• _SUPPLIED RECORDS_
____
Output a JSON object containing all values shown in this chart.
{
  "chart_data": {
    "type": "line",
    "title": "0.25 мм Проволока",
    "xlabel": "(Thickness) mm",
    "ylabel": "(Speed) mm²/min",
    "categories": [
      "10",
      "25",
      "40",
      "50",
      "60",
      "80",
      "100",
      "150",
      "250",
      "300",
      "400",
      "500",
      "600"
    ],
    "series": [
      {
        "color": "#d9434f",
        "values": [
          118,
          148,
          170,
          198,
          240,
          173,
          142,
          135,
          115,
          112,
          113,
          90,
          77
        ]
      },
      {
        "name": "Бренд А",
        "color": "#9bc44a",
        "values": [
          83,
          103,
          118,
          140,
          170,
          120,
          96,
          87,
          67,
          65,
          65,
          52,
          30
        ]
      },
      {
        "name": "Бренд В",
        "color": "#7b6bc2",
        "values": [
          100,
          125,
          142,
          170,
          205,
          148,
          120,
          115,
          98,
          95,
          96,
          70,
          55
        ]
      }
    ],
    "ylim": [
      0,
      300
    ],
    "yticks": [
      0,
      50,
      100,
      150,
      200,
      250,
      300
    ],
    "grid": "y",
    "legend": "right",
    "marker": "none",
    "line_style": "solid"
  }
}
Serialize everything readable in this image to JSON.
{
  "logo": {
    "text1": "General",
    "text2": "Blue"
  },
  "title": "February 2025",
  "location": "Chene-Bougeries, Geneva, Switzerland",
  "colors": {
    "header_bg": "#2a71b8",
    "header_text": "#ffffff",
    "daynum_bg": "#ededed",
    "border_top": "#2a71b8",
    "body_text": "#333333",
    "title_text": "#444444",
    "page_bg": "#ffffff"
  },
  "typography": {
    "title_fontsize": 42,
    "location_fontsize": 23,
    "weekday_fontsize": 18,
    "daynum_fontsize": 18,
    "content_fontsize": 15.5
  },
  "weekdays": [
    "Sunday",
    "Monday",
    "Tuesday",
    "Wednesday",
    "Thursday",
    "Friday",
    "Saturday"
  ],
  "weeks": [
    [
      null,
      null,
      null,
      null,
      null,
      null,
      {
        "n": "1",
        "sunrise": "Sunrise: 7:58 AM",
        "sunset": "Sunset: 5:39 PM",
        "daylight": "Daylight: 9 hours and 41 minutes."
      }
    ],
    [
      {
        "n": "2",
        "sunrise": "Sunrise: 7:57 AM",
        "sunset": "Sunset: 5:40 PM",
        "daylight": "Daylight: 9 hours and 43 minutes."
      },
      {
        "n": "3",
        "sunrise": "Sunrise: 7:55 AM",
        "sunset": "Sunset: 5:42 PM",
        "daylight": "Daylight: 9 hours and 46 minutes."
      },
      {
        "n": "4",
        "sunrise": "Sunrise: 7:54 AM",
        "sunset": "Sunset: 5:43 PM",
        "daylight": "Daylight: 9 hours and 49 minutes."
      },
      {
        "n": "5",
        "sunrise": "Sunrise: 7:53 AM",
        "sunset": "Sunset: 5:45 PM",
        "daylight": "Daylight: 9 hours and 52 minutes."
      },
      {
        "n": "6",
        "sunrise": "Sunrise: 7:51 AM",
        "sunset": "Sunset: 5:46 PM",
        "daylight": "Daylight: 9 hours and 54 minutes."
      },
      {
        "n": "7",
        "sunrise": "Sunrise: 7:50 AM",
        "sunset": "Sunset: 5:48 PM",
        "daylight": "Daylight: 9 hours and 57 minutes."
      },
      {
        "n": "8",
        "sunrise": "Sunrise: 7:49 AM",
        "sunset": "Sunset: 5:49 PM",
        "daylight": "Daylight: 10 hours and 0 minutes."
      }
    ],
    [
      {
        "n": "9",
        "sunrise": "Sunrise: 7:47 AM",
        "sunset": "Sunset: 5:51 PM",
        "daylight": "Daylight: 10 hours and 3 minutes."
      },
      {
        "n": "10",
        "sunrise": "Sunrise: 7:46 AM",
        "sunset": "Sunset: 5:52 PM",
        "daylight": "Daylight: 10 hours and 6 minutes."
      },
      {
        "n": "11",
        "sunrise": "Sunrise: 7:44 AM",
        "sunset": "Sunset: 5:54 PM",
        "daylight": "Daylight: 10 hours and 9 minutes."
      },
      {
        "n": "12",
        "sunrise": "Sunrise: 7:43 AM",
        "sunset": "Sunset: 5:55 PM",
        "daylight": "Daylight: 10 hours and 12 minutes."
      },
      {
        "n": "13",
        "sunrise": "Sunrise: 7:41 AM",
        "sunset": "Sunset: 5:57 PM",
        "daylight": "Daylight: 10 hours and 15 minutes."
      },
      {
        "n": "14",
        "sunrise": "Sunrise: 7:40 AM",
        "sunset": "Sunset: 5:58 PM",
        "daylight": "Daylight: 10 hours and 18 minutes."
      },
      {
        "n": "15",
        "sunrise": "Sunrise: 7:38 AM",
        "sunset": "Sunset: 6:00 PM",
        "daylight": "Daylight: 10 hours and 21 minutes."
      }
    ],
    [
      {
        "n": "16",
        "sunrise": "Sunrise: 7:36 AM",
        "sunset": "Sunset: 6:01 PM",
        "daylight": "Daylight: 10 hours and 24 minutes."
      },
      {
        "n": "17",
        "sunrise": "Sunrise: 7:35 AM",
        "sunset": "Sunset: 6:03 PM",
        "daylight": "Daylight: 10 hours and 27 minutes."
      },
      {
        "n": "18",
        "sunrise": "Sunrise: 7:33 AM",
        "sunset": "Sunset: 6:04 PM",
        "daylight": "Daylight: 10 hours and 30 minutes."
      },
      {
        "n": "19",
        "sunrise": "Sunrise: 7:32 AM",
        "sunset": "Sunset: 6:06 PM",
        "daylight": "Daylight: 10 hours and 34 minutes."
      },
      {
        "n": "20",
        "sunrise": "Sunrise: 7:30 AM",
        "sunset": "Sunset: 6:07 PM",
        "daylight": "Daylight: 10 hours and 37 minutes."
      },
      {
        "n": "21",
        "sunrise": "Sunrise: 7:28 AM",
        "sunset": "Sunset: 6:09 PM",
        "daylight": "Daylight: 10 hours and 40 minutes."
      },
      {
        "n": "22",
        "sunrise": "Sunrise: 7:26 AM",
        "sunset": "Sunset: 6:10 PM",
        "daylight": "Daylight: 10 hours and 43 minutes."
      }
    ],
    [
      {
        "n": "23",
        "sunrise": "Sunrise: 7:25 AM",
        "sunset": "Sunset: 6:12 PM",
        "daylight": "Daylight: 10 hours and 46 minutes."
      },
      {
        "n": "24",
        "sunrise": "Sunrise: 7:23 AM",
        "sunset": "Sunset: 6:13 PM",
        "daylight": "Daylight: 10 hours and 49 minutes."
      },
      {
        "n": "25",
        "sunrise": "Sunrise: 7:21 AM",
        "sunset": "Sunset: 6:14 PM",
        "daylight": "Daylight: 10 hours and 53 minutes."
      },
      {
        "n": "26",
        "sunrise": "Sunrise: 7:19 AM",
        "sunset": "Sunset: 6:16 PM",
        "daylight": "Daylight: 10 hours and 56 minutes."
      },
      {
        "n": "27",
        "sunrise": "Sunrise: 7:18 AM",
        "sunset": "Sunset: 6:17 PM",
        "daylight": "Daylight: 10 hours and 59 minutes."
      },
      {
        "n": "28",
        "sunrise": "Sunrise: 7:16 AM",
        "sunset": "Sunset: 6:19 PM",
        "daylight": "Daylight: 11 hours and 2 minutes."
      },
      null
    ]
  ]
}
____
• _WHAT IS BEING ASKED_
Select, from the listing, all lines that include the word "JSON".

• _TASK RESPONSE_
Output a JSON object containing all values shown in this chart.
Serialize everything readable in this image to JSON.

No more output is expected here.